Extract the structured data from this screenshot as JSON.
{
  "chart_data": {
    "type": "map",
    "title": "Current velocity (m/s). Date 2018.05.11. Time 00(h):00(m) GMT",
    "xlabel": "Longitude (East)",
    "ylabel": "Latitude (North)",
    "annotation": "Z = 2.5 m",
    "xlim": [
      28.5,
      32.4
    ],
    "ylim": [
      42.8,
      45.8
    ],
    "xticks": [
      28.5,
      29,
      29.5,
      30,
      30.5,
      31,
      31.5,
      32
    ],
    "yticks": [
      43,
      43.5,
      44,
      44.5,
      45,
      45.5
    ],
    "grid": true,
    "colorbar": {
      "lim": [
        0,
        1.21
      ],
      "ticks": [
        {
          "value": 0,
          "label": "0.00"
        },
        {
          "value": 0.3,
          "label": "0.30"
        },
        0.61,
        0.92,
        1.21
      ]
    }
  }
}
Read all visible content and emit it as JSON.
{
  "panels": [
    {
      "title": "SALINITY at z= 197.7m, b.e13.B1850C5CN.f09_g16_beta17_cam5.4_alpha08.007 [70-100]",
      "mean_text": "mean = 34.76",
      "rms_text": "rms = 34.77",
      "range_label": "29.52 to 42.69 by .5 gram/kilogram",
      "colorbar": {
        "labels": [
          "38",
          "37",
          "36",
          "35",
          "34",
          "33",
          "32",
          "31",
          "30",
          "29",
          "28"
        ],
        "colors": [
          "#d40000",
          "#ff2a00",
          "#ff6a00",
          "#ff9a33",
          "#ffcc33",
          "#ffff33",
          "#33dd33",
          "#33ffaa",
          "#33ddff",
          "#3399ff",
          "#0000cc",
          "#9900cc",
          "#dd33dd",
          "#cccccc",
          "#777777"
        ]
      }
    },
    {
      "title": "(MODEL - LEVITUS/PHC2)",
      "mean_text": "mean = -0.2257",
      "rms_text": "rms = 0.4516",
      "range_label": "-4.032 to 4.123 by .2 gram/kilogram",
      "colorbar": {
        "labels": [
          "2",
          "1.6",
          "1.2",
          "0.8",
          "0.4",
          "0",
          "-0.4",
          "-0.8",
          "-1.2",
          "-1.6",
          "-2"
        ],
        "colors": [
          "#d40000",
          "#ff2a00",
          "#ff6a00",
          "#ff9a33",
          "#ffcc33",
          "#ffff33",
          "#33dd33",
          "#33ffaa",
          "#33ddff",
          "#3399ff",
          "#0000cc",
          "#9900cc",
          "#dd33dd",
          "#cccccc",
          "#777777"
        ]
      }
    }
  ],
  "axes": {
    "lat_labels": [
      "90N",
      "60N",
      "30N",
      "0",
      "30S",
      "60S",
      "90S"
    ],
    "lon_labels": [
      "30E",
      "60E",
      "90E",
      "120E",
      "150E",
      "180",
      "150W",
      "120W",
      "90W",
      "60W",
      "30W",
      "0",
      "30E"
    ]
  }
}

————

# What to produce:
Repeat every entry exactly, please.

# Written reply:
Extract the structured data from this screenshot as JSON.
{
  "chart_data": {
    "type": "map",
    "title": "Current velocity (m/s). Date 2018.05.11. Time 00(h):00(m) GMT",
    "xlabel": "Longitude (East)",
    "ylabel": "Latitude (North)",
    "annotation": "Z = 2.5 m",
    "xlim": [
      28.5,
      32.4
    ],
    "ylim": [
      42.8,
      45.8
    ],
    "xticks": [
      28.5,
      29,
      29.5,
      30,
      30.5,
      31,
      31.5,
      32
    ],
    "yticks": [
      43,
      43.5,
      44,
      44.5,
      45,
      45.5
    ],
    "grid": true,
    "colorbar": {
      "lim": [
        0,
        1.21
      ],
      "ticks": [
        {
          "value": 0,
          "label": "0.00"
        },
        {
          "value": 0.3,
          "label": "0.30"
        },
        0.61,
        0.92,
        1.21
      ]
    }
  }
}
Read all visible content and emit it as JSON.
{
  "panels": [
    {
      "title": "SALINITY at z= 197.7m, b.e13.B1850C5CN.f09_g16_beta17_cam5.4_alpha08.007 [70-100]",
      "mean_text": "mean = 34.76",
      "rms_text": "rms = 34.77",
      "range_label": "29.52 to 42.69 by .5 gram/kilogram",
      "colorbar": {
        "labels": [
          "38",
          "37",
          "36",
          "35",
          "34",
          "33",
          "32",
          "31",
          "30",
          "29",
          "28"
        ],
        "colors": [
          "#d40000",
          "#ff2a00",
          "#ff6a00",
          "#ff9a33",
          "#ffcc33",
          "#ffff33",
          "#33dd33",
          "#33ffaa",
          "#33ddff",
          "#3399ff",
          "#0000cc",
          "#9900cc",
          "#dd33dd",
          "#cccccc",
          "#777777"
        ]
      }
    },
    {
      "title": "(MODEL - LEVITUS/PHC2)",
      "mean_text": "mean = -0.2257",
      "rms_text": "rms = 0.4516",
      "range_label": "-4.032 to 4.123 by .2 gram/kilogram",
      "colorbar": {
        "labels": [
          "2",
          "1.6",
          "1.2",
          "0.8",
          "0.4",
          "0",
          "-0.4",
          "-0.8",
          "-1.2",
          "-1.6",
          "-2"
        ],
        "colors": [
          "#d40000",
          "#ff2a00",
          "#ff6a00",
          "#ff9a33",
          "#ffcc33",
          "#ffff33",
          "#33dd33",
          "#33ffaa",
          "#33ddff",
          "#3399ff",
          "#0000cc",
          "#9900cc",
          "#dd33dd",
          "#cccccc",
          "#777777"
        ]
      }
    }
  ],
  "axes": {
    "lat_labels": [
      "90N",
      "60N",
      "30N",
      "0",
      "30S",
      "60S",
      "90S"
    ],
    "lon_labels": [
      "30E",
      "60E",
      "90E",
      "120E",
      "150E",
      "180",
      "150W",
      "120W",
      "90W",
      "60W",
      "30W",
      "0",
      "30E"
    ]
  }
}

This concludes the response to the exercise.